▸ **The problem**
Copy each line that contains the string "ylabel".

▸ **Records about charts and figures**
****************************************

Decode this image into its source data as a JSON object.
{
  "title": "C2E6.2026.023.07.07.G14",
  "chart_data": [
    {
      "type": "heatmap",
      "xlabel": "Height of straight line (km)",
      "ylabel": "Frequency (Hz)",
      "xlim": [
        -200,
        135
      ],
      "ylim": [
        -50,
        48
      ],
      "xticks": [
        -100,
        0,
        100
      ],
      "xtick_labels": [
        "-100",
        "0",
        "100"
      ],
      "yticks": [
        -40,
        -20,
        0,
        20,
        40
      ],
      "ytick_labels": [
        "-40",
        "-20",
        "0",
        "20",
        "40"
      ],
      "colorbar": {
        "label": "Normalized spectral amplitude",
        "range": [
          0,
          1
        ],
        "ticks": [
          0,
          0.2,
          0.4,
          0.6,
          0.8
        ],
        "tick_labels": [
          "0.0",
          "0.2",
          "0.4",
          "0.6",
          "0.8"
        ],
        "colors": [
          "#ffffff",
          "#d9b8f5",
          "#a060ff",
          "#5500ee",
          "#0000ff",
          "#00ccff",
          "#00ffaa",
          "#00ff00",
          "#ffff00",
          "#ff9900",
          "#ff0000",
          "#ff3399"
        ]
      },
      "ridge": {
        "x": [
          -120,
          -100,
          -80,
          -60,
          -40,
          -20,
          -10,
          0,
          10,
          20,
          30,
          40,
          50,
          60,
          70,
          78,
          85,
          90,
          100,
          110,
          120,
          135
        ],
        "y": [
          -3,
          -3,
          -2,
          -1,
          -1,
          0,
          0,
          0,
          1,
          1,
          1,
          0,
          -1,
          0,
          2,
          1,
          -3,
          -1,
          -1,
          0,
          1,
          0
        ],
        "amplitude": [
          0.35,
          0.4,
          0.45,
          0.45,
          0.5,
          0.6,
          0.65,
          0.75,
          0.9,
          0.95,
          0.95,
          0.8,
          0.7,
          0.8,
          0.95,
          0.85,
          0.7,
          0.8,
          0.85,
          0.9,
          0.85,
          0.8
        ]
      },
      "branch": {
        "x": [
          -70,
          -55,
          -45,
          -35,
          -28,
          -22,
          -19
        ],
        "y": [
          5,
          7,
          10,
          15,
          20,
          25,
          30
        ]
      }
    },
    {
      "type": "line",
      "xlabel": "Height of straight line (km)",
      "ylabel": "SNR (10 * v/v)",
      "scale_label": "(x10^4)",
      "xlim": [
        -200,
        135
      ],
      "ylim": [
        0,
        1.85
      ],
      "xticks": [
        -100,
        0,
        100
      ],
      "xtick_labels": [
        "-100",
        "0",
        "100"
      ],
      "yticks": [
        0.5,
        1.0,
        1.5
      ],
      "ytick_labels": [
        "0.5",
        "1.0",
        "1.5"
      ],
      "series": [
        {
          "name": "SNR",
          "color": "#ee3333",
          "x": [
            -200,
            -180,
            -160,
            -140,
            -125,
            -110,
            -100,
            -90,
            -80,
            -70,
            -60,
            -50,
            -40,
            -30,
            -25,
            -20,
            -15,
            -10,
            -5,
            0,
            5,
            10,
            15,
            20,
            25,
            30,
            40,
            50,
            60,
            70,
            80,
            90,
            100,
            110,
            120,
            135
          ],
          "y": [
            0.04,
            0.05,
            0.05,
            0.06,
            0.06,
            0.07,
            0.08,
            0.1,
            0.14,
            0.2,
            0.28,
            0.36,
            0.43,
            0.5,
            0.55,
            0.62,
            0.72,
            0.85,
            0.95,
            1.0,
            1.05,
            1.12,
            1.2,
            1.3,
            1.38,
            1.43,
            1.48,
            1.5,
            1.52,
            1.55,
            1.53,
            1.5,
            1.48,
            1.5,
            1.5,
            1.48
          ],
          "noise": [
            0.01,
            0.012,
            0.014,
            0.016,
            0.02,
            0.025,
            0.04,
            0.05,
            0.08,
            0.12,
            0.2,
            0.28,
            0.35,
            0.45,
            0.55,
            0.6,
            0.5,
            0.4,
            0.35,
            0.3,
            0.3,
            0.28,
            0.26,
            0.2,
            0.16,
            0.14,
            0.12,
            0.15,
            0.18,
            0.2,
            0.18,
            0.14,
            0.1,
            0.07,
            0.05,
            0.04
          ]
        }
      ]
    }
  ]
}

****************************************

▸ **Answer in full**
      "ylabel": "Frequency (Hz)",
      "ylabel": "SNR (10 * v/v)",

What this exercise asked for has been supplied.